PROBLEM REQUIREMENTS
Identify the lines that contain the string "source", then copy each of them.

PROVIDED RECORDS
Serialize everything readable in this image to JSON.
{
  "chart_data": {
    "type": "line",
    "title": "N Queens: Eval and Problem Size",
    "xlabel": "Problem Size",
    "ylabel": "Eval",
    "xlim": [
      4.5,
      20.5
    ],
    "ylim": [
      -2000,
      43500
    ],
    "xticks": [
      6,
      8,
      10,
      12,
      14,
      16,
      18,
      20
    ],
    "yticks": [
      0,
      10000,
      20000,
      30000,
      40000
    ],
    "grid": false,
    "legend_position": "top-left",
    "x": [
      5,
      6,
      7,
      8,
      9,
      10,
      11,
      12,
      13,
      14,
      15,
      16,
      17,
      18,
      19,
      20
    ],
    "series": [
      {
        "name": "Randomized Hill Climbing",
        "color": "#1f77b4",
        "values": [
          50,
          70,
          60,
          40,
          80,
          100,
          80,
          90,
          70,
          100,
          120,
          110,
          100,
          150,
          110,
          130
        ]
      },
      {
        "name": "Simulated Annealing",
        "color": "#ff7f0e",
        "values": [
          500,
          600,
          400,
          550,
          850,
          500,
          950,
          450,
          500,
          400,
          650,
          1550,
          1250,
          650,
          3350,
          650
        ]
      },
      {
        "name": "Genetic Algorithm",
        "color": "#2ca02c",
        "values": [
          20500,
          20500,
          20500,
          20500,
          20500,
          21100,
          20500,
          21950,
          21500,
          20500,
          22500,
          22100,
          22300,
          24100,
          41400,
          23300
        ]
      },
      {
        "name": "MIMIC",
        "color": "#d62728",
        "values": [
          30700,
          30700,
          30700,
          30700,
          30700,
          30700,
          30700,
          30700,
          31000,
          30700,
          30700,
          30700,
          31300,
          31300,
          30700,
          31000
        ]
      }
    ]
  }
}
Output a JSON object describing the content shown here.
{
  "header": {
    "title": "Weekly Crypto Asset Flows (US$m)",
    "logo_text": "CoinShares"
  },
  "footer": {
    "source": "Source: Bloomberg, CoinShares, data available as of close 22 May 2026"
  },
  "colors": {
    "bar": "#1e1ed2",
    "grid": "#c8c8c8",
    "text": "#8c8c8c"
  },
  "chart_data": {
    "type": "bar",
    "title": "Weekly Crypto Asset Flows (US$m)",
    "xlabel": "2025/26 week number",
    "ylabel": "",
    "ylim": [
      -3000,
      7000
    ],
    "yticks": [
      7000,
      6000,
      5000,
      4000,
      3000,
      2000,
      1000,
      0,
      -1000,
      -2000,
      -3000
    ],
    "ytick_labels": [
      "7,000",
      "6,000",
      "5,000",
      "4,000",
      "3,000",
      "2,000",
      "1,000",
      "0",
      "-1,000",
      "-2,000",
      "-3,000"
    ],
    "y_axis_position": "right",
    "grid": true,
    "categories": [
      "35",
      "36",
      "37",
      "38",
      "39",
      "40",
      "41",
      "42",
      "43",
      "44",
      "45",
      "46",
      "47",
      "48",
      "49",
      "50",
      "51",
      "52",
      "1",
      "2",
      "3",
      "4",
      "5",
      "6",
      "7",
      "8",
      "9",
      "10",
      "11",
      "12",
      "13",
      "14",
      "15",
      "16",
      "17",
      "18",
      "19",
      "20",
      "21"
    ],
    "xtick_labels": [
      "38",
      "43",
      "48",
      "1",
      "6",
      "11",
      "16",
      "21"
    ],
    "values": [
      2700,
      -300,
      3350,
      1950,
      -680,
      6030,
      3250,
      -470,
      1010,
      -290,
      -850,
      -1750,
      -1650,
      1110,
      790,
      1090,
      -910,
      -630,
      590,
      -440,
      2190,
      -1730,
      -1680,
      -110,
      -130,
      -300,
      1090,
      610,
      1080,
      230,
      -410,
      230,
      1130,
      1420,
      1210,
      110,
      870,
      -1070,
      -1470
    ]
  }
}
* * *
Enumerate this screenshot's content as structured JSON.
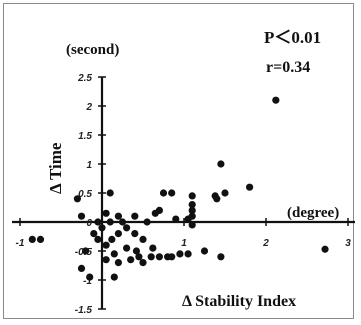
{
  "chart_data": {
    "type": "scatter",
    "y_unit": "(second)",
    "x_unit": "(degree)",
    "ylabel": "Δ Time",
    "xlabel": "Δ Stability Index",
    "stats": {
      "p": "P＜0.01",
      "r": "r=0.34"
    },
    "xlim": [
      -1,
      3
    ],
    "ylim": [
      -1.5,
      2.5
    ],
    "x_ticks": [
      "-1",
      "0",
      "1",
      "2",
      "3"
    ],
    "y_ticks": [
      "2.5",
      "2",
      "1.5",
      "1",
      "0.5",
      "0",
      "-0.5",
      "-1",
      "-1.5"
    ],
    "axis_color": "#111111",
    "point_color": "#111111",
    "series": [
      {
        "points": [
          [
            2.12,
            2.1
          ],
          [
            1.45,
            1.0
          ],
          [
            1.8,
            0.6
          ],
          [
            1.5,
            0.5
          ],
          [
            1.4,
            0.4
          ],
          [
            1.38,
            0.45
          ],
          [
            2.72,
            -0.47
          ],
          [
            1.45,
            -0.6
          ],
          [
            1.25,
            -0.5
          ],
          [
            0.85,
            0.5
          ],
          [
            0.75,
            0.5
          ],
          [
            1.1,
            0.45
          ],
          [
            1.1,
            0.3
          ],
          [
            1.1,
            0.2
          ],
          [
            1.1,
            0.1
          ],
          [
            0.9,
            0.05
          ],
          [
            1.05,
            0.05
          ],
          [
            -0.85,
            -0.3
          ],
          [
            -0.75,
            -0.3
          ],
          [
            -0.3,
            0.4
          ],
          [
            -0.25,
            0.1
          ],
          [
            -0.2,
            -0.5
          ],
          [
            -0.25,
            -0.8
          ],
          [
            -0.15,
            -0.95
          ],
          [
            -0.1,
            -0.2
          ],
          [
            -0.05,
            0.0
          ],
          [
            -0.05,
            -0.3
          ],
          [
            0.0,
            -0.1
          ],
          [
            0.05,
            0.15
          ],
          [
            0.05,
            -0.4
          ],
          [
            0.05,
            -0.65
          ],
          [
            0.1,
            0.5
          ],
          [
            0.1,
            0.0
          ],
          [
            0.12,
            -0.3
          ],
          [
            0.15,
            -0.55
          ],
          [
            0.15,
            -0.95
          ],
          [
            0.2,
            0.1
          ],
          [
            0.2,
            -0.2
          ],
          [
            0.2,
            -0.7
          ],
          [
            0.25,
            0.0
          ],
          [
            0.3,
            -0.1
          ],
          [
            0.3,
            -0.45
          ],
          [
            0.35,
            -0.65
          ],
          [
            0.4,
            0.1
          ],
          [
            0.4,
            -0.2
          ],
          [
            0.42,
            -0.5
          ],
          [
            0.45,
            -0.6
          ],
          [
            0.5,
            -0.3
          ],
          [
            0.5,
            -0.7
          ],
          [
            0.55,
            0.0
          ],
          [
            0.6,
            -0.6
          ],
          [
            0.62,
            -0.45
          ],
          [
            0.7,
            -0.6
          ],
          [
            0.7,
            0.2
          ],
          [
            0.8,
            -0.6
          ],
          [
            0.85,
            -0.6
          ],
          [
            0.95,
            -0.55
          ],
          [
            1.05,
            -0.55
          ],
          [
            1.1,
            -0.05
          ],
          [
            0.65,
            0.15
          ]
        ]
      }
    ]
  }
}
---
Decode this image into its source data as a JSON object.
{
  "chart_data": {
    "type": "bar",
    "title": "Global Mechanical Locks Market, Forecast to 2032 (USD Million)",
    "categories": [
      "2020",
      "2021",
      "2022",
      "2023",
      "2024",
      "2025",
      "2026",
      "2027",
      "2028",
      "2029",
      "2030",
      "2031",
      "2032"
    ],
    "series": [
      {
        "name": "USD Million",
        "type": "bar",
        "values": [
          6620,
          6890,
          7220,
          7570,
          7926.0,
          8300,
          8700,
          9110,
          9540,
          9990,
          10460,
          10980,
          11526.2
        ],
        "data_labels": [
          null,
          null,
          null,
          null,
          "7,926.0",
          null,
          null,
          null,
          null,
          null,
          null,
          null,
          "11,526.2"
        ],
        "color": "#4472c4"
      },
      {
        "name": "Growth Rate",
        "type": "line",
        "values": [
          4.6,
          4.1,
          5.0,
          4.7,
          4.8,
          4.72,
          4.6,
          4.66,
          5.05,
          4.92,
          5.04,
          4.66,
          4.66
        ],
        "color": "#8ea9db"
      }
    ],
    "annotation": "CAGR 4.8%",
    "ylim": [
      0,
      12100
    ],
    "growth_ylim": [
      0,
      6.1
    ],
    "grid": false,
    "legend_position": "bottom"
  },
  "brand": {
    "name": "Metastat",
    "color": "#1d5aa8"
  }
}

RESPONSE TO THIS TASK
    "source": "Source: Bloomberg, CoinShares, data available as of close 22 May 2026"
Decode this image into its source data as a JSON object.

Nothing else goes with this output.